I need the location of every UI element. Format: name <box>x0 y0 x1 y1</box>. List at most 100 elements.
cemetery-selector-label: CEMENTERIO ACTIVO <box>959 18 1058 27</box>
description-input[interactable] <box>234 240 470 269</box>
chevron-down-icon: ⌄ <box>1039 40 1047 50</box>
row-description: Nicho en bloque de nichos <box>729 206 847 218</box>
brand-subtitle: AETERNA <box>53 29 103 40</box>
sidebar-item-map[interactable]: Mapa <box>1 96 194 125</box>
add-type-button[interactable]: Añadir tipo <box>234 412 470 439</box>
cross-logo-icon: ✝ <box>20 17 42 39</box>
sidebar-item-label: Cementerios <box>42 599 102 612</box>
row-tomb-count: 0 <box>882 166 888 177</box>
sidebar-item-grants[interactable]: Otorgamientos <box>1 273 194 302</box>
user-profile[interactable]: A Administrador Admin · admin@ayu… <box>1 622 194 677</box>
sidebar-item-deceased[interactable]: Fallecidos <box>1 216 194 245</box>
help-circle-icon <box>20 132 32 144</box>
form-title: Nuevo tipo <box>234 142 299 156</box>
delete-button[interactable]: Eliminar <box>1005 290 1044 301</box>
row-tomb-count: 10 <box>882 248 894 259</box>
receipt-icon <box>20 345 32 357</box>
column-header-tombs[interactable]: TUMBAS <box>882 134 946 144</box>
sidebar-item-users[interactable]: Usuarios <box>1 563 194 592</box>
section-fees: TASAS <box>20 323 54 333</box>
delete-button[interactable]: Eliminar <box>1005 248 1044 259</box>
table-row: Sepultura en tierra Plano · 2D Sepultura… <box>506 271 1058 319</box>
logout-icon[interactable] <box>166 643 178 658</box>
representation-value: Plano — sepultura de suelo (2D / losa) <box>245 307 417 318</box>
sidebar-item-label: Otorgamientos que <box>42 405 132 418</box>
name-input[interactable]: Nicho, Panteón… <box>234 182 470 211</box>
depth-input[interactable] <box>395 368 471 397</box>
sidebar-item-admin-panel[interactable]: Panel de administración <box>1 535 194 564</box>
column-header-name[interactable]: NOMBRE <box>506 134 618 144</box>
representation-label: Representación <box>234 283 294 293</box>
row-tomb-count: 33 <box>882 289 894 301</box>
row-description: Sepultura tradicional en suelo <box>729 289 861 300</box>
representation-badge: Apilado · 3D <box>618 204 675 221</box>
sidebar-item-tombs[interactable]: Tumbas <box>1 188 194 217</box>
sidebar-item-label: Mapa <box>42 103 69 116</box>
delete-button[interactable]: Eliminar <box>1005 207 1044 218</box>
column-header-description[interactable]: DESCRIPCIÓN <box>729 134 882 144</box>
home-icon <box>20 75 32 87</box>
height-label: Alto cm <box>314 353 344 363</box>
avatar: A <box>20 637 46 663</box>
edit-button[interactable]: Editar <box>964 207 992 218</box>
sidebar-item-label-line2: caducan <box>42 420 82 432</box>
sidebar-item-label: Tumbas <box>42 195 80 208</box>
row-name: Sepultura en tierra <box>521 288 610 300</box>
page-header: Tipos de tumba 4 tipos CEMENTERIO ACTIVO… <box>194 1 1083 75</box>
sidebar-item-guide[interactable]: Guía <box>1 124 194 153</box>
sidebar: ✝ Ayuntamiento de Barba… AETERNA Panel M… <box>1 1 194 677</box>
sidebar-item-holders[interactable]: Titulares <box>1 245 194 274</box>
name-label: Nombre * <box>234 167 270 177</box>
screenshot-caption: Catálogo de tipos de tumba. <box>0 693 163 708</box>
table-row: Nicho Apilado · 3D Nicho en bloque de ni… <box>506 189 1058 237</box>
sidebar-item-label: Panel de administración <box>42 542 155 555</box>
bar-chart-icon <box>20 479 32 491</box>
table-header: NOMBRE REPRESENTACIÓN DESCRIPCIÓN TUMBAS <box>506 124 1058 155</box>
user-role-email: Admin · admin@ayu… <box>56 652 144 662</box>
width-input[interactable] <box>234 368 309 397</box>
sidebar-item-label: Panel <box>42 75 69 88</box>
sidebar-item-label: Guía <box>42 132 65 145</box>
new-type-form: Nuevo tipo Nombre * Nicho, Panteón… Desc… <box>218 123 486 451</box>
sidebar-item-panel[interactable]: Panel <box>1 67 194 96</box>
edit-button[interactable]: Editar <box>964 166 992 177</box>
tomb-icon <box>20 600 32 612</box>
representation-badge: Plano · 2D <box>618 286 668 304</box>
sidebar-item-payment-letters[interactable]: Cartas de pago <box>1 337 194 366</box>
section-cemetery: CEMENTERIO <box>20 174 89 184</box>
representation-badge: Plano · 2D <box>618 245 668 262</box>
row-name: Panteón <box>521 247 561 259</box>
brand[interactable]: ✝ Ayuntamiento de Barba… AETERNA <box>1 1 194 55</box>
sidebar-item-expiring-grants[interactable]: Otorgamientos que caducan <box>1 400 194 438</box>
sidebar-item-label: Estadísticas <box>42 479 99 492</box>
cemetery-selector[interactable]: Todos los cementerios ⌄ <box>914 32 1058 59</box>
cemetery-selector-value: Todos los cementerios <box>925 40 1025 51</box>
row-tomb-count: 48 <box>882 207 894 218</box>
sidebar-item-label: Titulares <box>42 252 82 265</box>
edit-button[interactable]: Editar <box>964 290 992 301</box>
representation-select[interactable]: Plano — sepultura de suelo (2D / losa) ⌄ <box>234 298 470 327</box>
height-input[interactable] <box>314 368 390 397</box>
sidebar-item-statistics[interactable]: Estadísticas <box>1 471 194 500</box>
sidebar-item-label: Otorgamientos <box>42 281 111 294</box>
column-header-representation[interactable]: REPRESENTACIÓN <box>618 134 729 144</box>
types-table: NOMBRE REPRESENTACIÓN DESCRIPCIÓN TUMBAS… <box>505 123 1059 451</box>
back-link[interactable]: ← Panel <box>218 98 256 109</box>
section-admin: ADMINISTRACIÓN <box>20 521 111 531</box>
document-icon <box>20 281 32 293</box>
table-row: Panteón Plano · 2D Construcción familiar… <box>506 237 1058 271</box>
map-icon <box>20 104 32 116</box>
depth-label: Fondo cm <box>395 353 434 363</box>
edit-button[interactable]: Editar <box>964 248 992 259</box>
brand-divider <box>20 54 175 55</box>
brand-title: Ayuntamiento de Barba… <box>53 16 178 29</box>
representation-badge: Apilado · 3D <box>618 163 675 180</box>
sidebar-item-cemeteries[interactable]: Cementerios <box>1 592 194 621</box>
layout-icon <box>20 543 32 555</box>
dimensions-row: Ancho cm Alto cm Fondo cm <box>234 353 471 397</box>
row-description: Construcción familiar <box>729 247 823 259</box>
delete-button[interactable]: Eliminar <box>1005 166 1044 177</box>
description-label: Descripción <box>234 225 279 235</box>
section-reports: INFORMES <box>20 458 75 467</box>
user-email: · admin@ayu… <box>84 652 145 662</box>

WORK TO COMPLETE
Reproduce all of the records above verbatim, line for line, with no changes.

RESPONSE BELOW
I need the location of every UI element. Format: name <box>x0 y0 x1 y1</box>. List at most 100 elements.
cemetery-selector-label: CEMENTERIO ACTIVO <box>959 18 1058 27</box>
description-input[interactable] <box>234 240 470 269</box>
chevron-down-icon: ⌄ <box>1039 40 1047 50</box>
row-description: Nicho en bloque de nichos <box>729 206 847 218</box>
brand-subtitle: AETERNA <box>53 29 103 40</box>
sidebar-item-map[interactable]: Mapa <box>1 96 194 125</box>
add-type-button[interactable]: Añadir tipo <box>234 412 470 439</box>
cross-logo-icon: ✝ <box>20 17 42 39</box>
sidebar-item-label: Cementerios <box>42 599 102 612</box>
row-tomb-count: 0 <box>882 166 888 177</box>
sidebar-item-grants[interactable]: Otorgamientos <box>1 273 194 302</box>
user-profile[interactable]: A Administrador Admin · admin@ayu… <box>1 622 194 677</box>
sidebar-item-deceased[interactable]: Fallecidos <box>1 216 194 245</box>
help-circle-icon <box>20 132 32 144</box>
form-title: Nuevo tipo <box>234 142 299 156</box>
delete-button[interactable]: Eliminar <box>1005 290 1044 301</box>
row-tomb-count: 10 <box>882 248 894 259</box>
receipt-icon <box>20 345 32 357</box>
column-header-tombs[interactable]: TUMBAS <box>882 134 946 144</box>
sidebar-item-users[interactable]: Usuarios <box>1 563 194 592</box>
section-fees: TASAS <box>20 323 54 333</box>
delete-button[interactable]: Eliminar <box>1005 248 1044 259</box>
table-row: Sepultura en tierra Plano · 2D Sepultura… <box>506 271 1058 319</box>
logout-icon[interactable] <box>166 643 178 658</box>
representation-value: Plano — sepultura de suelo (2D / losa) <box>245 307 417 318</box>
sidebar-item-label: Otorgamientos que <box>42 405 132 418</box>
name-input[interactable]: Nicho, Panteón… <box>234 182 470 211</box>
depth-input[interactable] <box>395 368 471 397</box>
sidebar-item-admin-panel[interactable]: Panel de administración <box>1 535 194 564</box>
column-header-name[interactable]: NOMBRE <box>506 134 618 144</box>
representation-label: Representación <box>234 283 294 293</box>
row-tomb-count: 33 <box>882 289 894 301</box>
row-description: Sepultura tradicional en suelo <box>729 289 861 300</box>
representation-badge: Apilado · 3D <box>618 204 675 221</box>
sidebar-item-tombs[interactable]: Tumbas <box>1 188 194 217</box>
sidebar-item-label: Mapa <box>42 103 69 116</box>
delete-button[interactable]: Eliminar <box>1005 207 1044 218</box>
column-header-description[interactable]: DESCRIPCIÓN <box>729 134 882 144</box>
home-icon <box>20 75 32 87</box>
height-label: Alto cm <box>314 353 344 363</box>
avatar: A <box>20 637 46 663</box>
edit-button[interactable]: Editar <box>964 207 992 218</box>
sidebar-item-label-line2: caducan <box>42 420 82 432</box>
sidebar-item-label: Tumbas <box>42 195 80 208</box>
row-name: Sepultura en tierra <box>521 288 610 300</box>
page-header: Tipos de tumba 4 tipos CEMENTERIO ACTIVO… <box>194 1 1083 75</box>
sidebar-item-guide[interactable]: Guía <box>1 124 194 153</box>
sidebar: ✝ Ayuntamiento de Barba… AETERNA Panel M… <box>1 1 194 677</box>
sidebar-item-holders[interactable]: Titulares <box>1 245 194 274</box>
name-label: Nombre * <box>234 167 270 177</box>
screenshot-caption: Catálogo de tipos de tumba. <box>0 693 163 708</box>
table-row: Nicho Apilado · 3D Nicho en bloque de ni… <box>506 189 1058 237</box>
sidebar-item-label: Panel de administración <box>42 542 155 555</box>
bar-chart-icon <box>20 479 32 491</box>
table-header: NOMBRE REPRESENTACIÓN DESCRIPCIÓN TUMBAS <box>506 124 1058 155</box>
user-role-email: Admin · admin@ayu… <box>56 652 144 662</box>
width-input[interactable] <box>234 368 309 397</box>
sidebar-item-label: Panel <box>42 75 69 88</box>
sidebar-item-label: Guía <box>42 132 65 145</box>
new-type-form: Nuevo tipo Nombre * Nicho, Panteón… Desc… <box>218 123 486 451</box>
sidebar-item-panel[interactable]: Panel <box>1 67 194 96</box>
edit-button[interactable]: Editar <box>964 166 992 177</box>
tomb-icon <box>20 600 32 612</box>
representation-badge: Plano · 2D <box>618 286 668 304</box>
sidebar-item-payment-letters[interactable]: Cartas de pago <box>1 337 194 366</box>
section-cemetery: CEMENTERIO <box>20 174 89 184</box>
representation-badge: Plano · 2D <box>618 245 668 262</box>
row-name: Panteón <box>521 247 561 259</box>
brand[interactable]: ✝ Ayuntamiento de Barba… AETERNA <box>1 1 194 55</box>
sidebar-item-expiring-grants[interactable]: Otorgamientos que caducan <box>1 400 194 438</box>
sidebar-item-label: Estadísticas <box>42 479 99 492</box>
cemetery-selector[interactable]: Todos los cementerios ⌄ <box>914 32 1058 59</box>
cemetery-selector-value: Todos los cementerios <box>925 40 1025 51</box>
row-tomb-count: 48 <box>882 207 894 218</box>
sidebar-item-label: Titulares <box>42 252 82 265</box>
edit-button[interactable]: Editar <box>964 290 992 301</box>
representation-select[interactable]: Plano — sepultura de suelo (2D / losa) ⌄ <box>234 298 470 327</box>
height-input[interactable] <box>314 368 390 397</box>
sidebar-item-statistics[interactable]: Estadísticas <box>1 471 194 500</box>
sidebar-item-label: Otorgamientos <box>42 281 111 294</box>
column-header-representation[interactable]: REPRESENTACIÓN <box>618 134 729 144</box>
types-table: NOMBRE REPRESENTACIÓN DESCRIPCIÓN TUMBAS… <box>505 123 1059 451</box>
back-link[interactable]: ← Panel <box>218 98 256 109</box>
section-admin: ADMINISTRACIÓN <box>20 521 111 531</box>
document-icon <box>20 281 32 293</box>
table-row: Panteón Plano · 2D Construcción familiar… <box>506 237 1058 271</box>
map-icon <box>20 104 32 116</box>
depth-label: Fondo cm <box>395 353 434 363</box>
edit-button[interactable]: Editar <box>964 248 992 259</box>
brand-divider <box>20 54 175 55</box>
brand-title: Ayuntamiento de Barba… <box>53 16 178 29</box>
representation-badge: Apilado · 3D <box>618 163 675 180</box>
sidebar-item-cemeteries[interactable]: Cementerios <box>1 592 194 621</box>
layout-icon <box>20 543 32 555</box>
dimensions-row: Ancho cm Alto cm Fondo cm <box>234 353 471 397</box>
row-description: Construcción familiar <box>729 247 823 259</box>
delete-button[interactable]: Eliminar <box>1005 166 1044 177</box>
description-label: Descripción <box>234 225 279 235</box>
section-reports: INFORMES <box>20 458 75 467</box>
user-email: · admin@ayu… <box>84 652 145 662</box>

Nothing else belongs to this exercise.